▸ Stated task
Leaving out the pictures, retype all the material exactly.

— Begin —

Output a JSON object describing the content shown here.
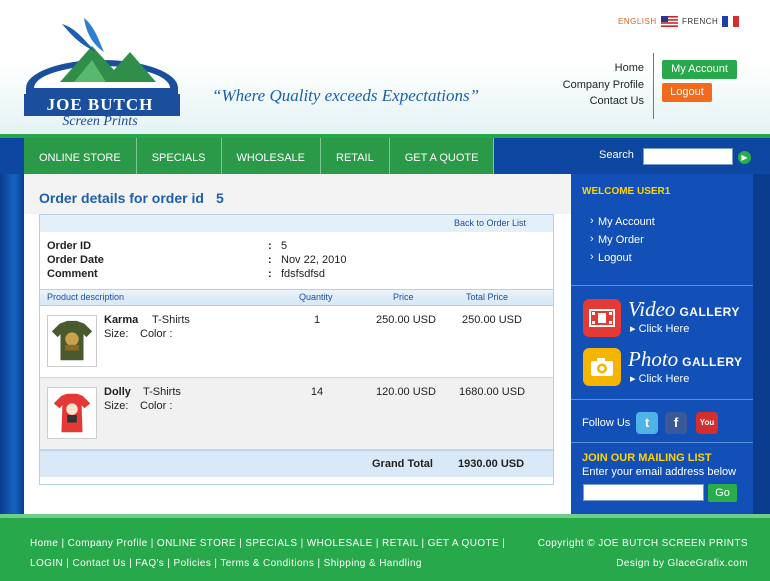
{
  "header": {
    "logo_text": "JOE BUTCH",
    "logo_sub": "Screen Prints",
    "tagline": "“Where Quality exceeds Expectations”",
    "lang_english": "ENGLISH",
    "lang_french": "FRENCH",
    "links": [
      "Home",
      "Company Profile",
      "Contact Us"
    ],
    "my_account": "My Account",
    "logout": "Logout"
  },
  "nav": {
    "items": [
      "ONLINE STORE",
      "SPECIALS",
      "WHOLESALE",
      "RETAIL",
      "GET A QUOTE"
    ],
    "search_label": "Search"
  },
  "order": {
    "title": "Order details for order id",
    "id": "5",
    "back_link": "Back to Order List",
    "info": [
      {
        "label": "Order ID",
        "value": "5"
      },
      {
        "label": "Order Date",
        "value": "Nov 22, 2010"
      },
      {
        "label": "Comment",
        "value": "fdsfsdfsd"
      }
    ],
    "headers": {
      "product": "Product description",
      "quantity": "Quantity",
      "price": "Price",
      "total": "Total Price"
    },
    "items": [
      {
        "name": "Karma",
        "category": "T-Shirts",
        "size": "Size:",
        "color": "Color :",
        "quantity": "1",
        "price": "250.00 USD",
        "total": "250.00 USD"
      },
      {
        "name": "Dolly",
        "category": "T-Shirts",
        "size": "Size:",
        "color": "Color :",
        "quantity": "14",
        "price": "120.00 USD",
        "total": "1680.00 USD"
      }
    ],
    "grand_total_label": "Grand Total",
    "grand_total": "1930.00 USD"
  },
  "sidebar": {
    "welcome": "WELCOME USER1",
    "links": [
      "My Account",
      "My Order",
      "Logout"
    ],
    "video_big": "Video",
    "video_small": "GALLERY",
    "photo_big": "Photo",
    "photo_small": "GALLERY",
    "click_here": "▸ Click Here",
    "follow": "Follow Us",
    "mail_title": "JOIN OUR MAILING LIST",
    "mail_sub": "Enter your email address below",
    "go": "Go"
  },
  "footer": {
    "line1": "Home | Company Profile | ONLINE STORE | SPECIALS | WHOLESALE | RETAIL | GET A QUOTE |",
    "line2": "LOGIN | Contact Us | FAQ's | Policies | Terms & Conditions | Shipping & Handling",
    "copyright": "Copyright © JOE BUTCH SCREEN PRINTS",
    "design": "Design by GlaceGrafix.com"
  },
  "colors": {
    "green": "#27a84a",
    "blue": "#0d47a1",
    "orange": "#f26b1d",
    "yellow": "#ffd400"
  }
}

— End —

▸ Output of the exercise
Output a JSON object describing the content shown here.
{
  "header": {
    "logo_text": "JOE BUTCH",
    "logo_sub": "Screen Prints",
    "tagline": "“Where Quality exceeds Expectations”",
    "lang_english": "ENGLISH",
    "lang_french": "FRENCH",
    "links": [
      "Home",
      "Company Profile",
      "Contact Us"
    ],
    "my_account": "My Account",
    "logout": "Logout"
  },
  "nav": {
    "items": [
      "ONLINE STORE",
      "SPECIALS",
      "WHOLESALE",
      "RETAIL",
      "GET A QUOTE"
    ],
    "search_label": "Search"
  },
  "order": {
    "title": "Order details for order id",
    "id": "5",
    "back_link": "Back to Order List",
    "info": [
      {
        "label": "Order ID",
        "value": "5"
      },
      {
        "label": "Order Date",
        "value": "Nov 22, 2010"
      },
      {
        "label": "Comment",
        "value": "fdsfsdfsd"
      }
    ],
    "headers": {
      "product": "Product description",
      "quantity": "Quantity",
      "price": "Price",
      "total": "Total Price"
    },
    "items": [
      {
        "name": "Karma",
        "category": "T-Shirts",
        "size": "Size:",
        "color": "Color :",
        "quantity": "1",
        "price": "250.00 USD",
        "total": "250.00 USD"
      },
      {
        "name": "Dolly",
        "category": "T-Shirts",
        "size": "Size:",
        "color": "Color :",
        "quantity": "14",
        "price": "120.00 USD",
        "total": "1680.00 USD"
      }
    ],
    "grand_total_label": "Grand Total",
    "grand_total": "1930.00 USD"
  },
  "sidebar": {
    "welcome": "WELCOME USER1",
    "links": [
      "My Account",
      "My Order",
      "Logout"
    ],
    "video_big": "Video",
    "video_small": "GALLERY",
    "photo_big": "Photo",
    "photo_small": "GALLERY",
    "click_here": "▸ Click Here",
    "follow": "Follow Us",
    "mail_title": "JOIN OUR MAILING LIST",
    "mail_sub": "Enter your email address below",
    "go": "Go"
  },
  "footer": {
    "line1": "Home | Company Profile | ONLINE STORE | SPECIALS | WHOLESALE | RETAIL | GET A QUOTE |",
    "line2": "LOGIN | Contact Us | FAQ's | Policies | Terms & Conditions | Shipping & Handling",
    "copyright": "Copyright © JOE BUTCH SCREEN PRINTS",
    "design": "Design by GlaceGrafix.com"
  },
  "colors": {
    "green": "#27a84a",
    "blue": "#0d47a1",
    "orange": "#f26b1d",
    "yellow": "#ffd400"
  }
}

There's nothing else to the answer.